**ABOUT THIS TASK:**
Take each line from the entries that holds "nebo" and copy it out.

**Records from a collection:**
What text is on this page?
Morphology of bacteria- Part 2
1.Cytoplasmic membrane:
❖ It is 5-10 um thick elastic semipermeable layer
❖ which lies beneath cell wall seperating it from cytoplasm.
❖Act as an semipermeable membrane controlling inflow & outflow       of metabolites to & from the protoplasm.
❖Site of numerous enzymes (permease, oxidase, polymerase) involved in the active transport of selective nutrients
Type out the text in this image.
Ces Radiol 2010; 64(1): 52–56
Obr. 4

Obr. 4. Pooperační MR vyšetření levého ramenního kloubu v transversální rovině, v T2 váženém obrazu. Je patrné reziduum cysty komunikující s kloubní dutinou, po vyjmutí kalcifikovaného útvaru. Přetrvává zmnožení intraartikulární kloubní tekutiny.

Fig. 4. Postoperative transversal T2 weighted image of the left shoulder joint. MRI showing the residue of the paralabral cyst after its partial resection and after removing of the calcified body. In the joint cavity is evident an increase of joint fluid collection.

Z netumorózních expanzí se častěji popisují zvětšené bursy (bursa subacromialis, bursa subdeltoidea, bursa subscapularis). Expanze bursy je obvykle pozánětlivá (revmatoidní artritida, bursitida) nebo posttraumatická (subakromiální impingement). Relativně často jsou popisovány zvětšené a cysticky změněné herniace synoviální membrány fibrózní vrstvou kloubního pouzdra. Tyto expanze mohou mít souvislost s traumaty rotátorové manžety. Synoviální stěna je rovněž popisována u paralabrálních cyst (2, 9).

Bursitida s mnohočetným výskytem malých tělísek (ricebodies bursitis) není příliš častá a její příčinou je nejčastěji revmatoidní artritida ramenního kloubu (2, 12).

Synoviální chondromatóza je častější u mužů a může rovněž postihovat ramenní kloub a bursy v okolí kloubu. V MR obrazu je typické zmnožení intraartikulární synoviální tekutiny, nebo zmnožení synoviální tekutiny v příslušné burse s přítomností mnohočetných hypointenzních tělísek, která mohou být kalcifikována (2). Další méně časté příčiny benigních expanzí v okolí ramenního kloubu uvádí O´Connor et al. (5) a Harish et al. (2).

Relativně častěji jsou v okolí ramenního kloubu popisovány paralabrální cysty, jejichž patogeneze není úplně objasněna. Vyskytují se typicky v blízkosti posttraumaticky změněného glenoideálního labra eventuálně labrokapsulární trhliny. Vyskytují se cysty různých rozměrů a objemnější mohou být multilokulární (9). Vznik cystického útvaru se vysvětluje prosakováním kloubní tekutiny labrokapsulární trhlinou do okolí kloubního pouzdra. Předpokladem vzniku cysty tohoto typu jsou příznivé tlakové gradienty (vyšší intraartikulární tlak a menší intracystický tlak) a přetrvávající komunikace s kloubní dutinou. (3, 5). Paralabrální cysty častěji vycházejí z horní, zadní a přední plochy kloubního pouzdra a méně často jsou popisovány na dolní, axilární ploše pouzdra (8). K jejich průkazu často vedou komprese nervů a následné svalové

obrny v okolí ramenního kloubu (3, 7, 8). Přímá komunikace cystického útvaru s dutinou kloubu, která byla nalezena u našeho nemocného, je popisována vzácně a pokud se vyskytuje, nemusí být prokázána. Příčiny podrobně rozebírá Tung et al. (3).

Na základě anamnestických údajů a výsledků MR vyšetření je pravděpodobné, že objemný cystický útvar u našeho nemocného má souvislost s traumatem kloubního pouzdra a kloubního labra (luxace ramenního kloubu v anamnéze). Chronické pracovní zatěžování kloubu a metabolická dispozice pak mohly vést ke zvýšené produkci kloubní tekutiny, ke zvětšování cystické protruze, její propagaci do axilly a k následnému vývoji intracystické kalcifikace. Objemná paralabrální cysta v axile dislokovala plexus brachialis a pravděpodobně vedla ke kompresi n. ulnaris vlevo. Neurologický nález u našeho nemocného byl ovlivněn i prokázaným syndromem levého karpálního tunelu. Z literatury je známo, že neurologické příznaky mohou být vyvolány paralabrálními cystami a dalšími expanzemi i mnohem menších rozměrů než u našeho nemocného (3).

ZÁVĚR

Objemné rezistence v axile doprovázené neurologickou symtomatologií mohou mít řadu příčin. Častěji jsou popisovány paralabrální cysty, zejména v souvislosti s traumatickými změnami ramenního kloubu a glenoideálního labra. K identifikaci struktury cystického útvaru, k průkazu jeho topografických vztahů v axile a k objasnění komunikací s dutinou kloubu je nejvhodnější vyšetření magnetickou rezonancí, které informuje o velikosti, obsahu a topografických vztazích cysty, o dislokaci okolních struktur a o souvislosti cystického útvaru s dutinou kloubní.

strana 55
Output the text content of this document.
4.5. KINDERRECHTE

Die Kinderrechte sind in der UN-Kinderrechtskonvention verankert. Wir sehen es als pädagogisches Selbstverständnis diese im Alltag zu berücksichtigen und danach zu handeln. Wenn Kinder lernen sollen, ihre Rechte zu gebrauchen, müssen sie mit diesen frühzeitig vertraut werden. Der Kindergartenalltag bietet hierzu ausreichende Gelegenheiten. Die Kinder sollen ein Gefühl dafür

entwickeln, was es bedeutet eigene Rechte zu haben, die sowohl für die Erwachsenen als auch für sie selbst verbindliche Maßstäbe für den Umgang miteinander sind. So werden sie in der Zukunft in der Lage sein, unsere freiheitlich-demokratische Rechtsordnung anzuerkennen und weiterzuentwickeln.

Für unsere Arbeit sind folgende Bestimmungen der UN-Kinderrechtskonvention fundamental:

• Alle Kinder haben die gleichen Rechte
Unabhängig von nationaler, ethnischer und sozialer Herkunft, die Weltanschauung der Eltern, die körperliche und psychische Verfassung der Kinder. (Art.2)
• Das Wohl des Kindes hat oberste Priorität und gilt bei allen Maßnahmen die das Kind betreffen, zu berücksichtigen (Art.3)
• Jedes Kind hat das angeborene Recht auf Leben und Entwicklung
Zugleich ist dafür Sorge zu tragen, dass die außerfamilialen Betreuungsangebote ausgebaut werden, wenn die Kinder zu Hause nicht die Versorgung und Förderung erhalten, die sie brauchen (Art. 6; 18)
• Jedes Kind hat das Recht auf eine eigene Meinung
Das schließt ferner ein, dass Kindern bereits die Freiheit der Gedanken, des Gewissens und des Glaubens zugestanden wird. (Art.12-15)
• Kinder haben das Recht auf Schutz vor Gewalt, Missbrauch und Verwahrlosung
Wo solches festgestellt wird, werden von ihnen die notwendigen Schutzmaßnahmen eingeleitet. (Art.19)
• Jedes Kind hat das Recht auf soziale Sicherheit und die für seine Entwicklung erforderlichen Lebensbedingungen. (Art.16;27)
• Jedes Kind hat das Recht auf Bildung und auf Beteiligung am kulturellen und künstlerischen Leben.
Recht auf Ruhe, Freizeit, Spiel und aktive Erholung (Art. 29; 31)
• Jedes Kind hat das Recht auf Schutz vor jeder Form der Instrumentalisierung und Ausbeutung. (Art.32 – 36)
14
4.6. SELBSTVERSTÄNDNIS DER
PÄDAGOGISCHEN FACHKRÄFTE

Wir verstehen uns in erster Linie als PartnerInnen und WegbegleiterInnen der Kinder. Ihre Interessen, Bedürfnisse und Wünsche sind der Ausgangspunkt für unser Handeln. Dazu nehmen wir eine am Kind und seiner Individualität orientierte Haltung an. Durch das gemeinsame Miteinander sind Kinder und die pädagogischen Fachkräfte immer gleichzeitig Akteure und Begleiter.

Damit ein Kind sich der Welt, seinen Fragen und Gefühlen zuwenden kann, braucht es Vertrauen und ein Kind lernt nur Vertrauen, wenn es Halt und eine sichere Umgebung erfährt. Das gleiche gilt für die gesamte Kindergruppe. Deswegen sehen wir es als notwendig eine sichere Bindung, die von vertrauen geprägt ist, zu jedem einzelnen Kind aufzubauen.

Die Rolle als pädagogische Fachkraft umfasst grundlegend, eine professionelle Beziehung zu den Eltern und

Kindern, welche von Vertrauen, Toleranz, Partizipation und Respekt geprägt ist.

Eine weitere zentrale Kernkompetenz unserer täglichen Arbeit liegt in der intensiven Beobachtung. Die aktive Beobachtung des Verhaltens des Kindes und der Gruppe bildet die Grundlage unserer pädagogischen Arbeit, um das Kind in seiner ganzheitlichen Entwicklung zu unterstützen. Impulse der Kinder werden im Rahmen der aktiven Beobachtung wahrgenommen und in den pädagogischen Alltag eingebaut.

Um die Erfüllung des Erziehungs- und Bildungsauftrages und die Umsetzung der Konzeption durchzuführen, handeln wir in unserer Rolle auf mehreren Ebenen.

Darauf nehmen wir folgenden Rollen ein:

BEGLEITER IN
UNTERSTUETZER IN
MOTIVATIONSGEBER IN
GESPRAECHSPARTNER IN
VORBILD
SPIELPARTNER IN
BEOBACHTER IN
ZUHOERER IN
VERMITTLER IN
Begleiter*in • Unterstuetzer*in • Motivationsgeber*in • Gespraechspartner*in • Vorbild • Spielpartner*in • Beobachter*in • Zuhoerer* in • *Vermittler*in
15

**WRITTEN REPLY:**
Z netumorózních expanzí se častěji popisují zvětšené bursy (bursa subacromialis, bursa subdeltoidea, bursa subscapularis). Expanze bursy je obvykle pozánětlivá (revmatoidní artritida, bursitida) nebo posttraumatická (subakromiální impingement). Relativně často jsou popisovány zvětšené a cysticky změněné herniace synoviální membrány fibrózní vrstvou kloubního pouzdra. Tyto expanze mohou mít souvislost s traumaty rotátorové manžety. Synoviální stěna je rovněž popisována u paralabrálních cyst (2, 9).
Synoviální chondromatóza je častější u mužů a může rovněž postihovat ramenní kloub a bursy v okolí kloubu. V MR obrazu je typické zmnožení intraartikulární synoviální tekutiny, nebo zmnožení synoviální tekutiny v příslušné burse s přítomností mnohočetných hypointenzních tělísek, která mohou být kalcifikována (2). Další méně časté příčiny benigních expanzí v okolí ramenního kloubu uvádí O´Connor et al. (5) a Harish et al. (2).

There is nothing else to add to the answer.